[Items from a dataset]
------------

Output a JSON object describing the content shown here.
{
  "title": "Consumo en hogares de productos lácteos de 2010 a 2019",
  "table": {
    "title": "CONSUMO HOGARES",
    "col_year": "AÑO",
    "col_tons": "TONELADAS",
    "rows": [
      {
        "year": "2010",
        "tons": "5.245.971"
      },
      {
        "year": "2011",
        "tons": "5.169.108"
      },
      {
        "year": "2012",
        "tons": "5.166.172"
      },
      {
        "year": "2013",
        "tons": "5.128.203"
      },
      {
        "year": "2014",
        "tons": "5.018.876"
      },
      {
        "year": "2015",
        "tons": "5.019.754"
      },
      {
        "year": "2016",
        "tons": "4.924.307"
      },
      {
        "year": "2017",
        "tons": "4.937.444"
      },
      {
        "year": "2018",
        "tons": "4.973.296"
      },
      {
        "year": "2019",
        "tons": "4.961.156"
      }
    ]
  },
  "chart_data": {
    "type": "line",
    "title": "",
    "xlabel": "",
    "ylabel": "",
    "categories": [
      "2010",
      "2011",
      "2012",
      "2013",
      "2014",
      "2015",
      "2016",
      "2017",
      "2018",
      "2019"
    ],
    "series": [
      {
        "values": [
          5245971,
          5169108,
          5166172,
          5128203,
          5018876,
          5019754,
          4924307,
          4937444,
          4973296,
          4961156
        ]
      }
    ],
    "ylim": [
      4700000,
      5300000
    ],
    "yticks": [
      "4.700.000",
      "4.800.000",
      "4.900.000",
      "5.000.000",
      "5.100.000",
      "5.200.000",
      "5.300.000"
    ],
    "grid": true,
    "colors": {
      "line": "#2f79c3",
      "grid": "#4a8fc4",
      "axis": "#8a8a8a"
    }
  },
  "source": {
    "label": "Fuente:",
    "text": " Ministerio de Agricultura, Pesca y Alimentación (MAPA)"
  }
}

------------

■ **GIVEN INSTRUCTION**
Transcribe the material exactly as it reads.

■ **ANSWER BELOW**
Output a JSON object describing the content shown here.
{
  "title": "Consumo en hogares de productos lácteos de 2010 a 2019",
  "table": {
    "title": "CONSUMO HOGARES",
    "col_year": "AÑO",
    "col_tons": "TONELADAS",
    "rows": [
      {
        "year": "2010",
        "tons": "5.245.971"
      },
      {
        "year": "2011",
        "tons": "5.169.108"
      },
      {
        "year": "2012",
        "tons": "5.166.172"
      },
      {
        "year": "2013",
        "tons": "5.128.203"
      },
      {
        "year": "2014",
        "tons": "5.018.876"
      },
      {
        "year": "2015",
        "tons": "5.019.754"
      },
      {
        "year": "2016",
        "tons": "4.924.307"
      },
      {
        "year": "2017",
        "tons": "4.937.444"
      },
      {
        "year": "2018",
        "tons": "4.973.296"
      },
      {
        "year": "2019",
        "tons": "4.961.156"
      }
    ]
  },
  "chart_data": {
    "type": "line",
    "title": "",
    "xlabel": "",
    "ylabel": "",
    "categories": [
      "2010",
      "2011",
      "2012",
      "2013",
      "2014",
      "2015",
      "2016",
      "2017",
      "2018",
      "2019"
    ],
    "series": [
      {
        "values": [
          5245971,
          5169108,
          5166172,
          5128203,
          5018876,
          5019754,
          4924307,
          4937444,
          4973296,
          4961156
        ]
      }
    ],
    "ylim": [
      4700000,
      5300000
    ],
    "yticks": [
      "4.700.000",
      "4.800.000",
      "4.900.000",
      "5.000.000",
      "5.100.000",
      "5.200.000",
      "5.300.000"
    ],
    "grid": true,
    "colors": {
      "line": "#2f79c3",
      "grid": "#4a8fc4",
      "axis": "#8a8a8a"
    }
  },
  "source": {
    "label": "Fuente:",
    "text": " Ministerio de Agricultura, Pesca y Alimentación (MAPA)"
  }
}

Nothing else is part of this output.